_EXERCISE DETAILS:_
Here are some records; return them all exactly.

_TASK MATERIAL:_

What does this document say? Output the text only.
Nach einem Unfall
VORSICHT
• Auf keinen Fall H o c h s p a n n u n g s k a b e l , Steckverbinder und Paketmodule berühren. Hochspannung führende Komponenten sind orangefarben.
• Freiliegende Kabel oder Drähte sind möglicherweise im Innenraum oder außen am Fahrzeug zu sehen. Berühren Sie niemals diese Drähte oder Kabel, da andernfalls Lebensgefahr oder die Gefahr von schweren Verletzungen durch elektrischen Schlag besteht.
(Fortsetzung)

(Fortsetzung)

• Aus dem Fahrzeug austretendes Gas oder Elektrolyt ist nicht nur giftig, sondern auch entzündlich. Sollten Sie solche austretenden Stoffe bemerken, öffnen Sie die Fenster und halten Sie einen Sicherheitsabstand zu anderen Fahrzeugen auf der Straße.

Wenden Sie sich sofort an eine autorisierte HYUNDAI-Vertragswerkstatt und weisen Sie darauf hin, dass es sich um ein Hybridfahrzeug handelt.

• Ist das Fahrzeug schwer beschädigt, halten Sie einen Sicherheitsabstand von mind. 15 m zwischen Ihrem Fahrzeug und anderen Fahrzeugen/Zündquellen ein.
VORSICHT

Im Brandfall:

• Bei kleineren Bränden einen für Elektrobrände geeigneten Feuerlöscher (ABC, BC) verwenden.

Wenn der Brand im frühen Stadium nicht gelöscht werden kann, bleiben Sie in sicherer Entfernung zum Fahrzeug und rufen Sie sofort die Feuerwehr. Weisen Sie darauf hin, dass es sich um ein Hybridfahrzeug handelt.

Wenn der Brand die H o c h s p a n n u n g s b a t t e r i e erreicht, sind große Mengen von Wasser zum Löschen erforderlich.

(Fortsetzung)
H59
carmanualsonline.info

_THE COMPLETED TASK:_
What does this document say? Output the text only.
Nach einem Unfall
VORSICHT
• Auf keinen Fall H o c h s p a n n u n g s k a b e l , Steckverbinder und Paketmodule berühren. Hochspannung führende Komponenten sind orangefarben.
• Freiliegende Kabel oder Drähte sind möglicherweise im Innenraum oder außen am Fahrzeug zu sehen. Berühren Sie niemals diese Drähte oder Kabel, da andernfalls Lebensgefahr oder die Gefahr von schweren Verletzungen durch elektrischen Schlag besteht.
(Fortsetzung)

(Fortsetzung)

• Aus dem Fahrzeug austretendes Gas oder Elektrolyt ist nicht nur giftig, sondern auch entzündlich. Sollten Sie solche austretenden Stoffe bemerken, öffnen Sie die Fenster und halten Sie einen Sicherheitsabstand zu anderen Fahrzeugen auf der Straße.

Wenden Sie sich sofort an eine autorisierte HYUNDAI-Vertragswerkstatt und weisen Sie darauf hin, dass es sich um ein Hybridfahrzeug handelt.

• Ist das Fahrzeug schwer beschädigt, halten Sie einen Sicherheitsabstand von mind. 15 m zwischen Ihrem Fahrzeug und anderen Fahrzeugen/Zündquellen ein.
VORSICHT

Im Brandfall:

• Bei kleineren Bränden einen für Elektrobrände geeigneten Feuerlöscher (ABC, BC) verwenden.

Wenn der Brand im frühen Stadium nicht gelöscht werden kann, bleiben Sie in sicherer Entfernung zum Fahrzeug und rufen Sie sofort die Feuerwehr. Weisen Sie darauf hin, dass es sich um ein Hybridfahrzeug handelt.

Wenn der Brand die H o c h s p a n n u n g s b a t t e r i e erreicht, sind große Mengen von Wasser zum Löschen erforderlich.

(Fortsetzung)
H59
carmanualsonline.info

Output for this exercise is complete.